> _What the task asks_
Find the lines that hold the word "sender" and return them.

> _Material_
..........
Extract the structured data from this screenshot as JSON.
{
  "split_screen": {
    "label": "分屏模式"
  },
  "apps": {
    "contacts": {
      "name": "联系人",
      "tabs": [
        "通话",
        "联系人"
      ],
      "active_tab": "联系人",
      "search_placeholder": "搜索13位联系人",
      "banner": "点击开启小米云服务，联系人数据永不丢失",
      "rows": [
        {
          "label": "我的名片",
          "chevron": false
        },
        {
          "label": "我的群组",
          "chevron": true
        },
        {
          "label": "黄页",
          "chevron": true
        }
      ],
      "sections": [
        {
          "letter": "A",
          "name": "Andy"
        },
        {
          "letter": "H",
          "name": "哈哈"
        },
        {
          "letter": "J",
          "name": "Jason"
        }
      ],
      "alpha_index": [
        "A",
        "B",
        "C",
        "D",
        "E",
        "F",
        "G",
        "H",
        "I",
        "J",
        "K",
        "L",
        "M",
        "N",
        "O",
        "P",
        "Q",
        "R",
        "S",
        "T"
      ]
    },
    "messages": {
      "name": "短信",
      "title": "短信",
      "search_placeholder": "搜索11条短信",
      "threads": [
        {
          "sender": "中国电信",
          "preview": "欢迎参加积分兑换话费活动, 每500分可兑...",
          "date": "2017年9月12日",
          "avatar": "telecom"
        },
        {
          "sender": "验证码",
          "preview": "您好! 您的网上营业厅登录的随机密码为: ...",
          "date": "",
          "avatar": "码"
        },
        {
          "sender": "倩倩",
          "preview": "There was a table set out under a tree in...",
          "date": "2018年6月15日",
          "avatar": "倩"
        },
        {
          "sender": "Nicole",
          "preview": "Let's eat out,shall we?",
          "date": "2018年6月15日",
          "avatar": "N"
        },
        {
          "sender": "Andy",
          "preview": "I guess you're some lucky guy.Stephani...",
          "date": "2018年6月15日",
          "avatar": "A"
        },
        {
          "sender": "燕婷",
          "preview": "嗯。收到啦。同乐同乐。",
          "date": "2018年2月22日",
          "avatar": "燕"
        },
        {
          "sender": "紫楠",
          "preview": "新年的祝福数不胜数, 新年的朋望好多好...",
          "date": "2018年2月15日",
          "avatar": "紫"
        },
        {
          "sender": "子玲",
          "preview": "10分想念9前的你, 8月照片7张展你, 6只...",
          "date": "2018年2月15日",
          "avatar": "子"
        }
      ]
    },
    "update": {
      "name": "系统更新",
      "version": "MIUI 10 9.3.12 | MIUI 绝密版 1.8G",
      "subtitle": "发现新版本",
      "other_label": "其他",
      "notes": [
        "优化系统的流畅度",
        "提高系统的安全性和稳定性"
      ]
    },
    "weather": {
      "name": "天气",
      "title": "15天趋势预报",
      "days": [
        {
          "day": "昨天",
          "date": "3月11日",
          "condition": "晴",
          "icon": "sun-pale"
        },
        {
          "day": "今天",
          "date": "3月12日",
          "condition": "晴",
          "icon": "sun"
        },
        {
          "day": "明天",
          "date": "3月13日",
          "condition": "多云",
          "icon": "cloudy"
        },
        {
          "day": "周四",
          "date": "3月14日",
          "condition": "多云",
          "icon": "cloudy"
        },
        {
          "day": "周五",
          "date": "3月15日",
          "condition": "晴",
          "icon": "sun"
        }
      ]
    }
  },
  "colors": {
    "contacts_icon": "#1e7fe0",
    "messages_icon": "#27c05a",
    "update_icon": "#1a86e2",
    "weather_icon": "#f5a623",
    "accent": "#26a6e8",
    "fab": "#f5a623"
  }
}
..........
> _Answer to this problem_
          "sender": "中国电信",
          "sender": "验证码",
          "sender": "倩倩",
          "sender": "Nicole",
          "sender": "Andy",
          "sender": "燕婷",
          "sender": "紫楠",
          "sender": "子玲",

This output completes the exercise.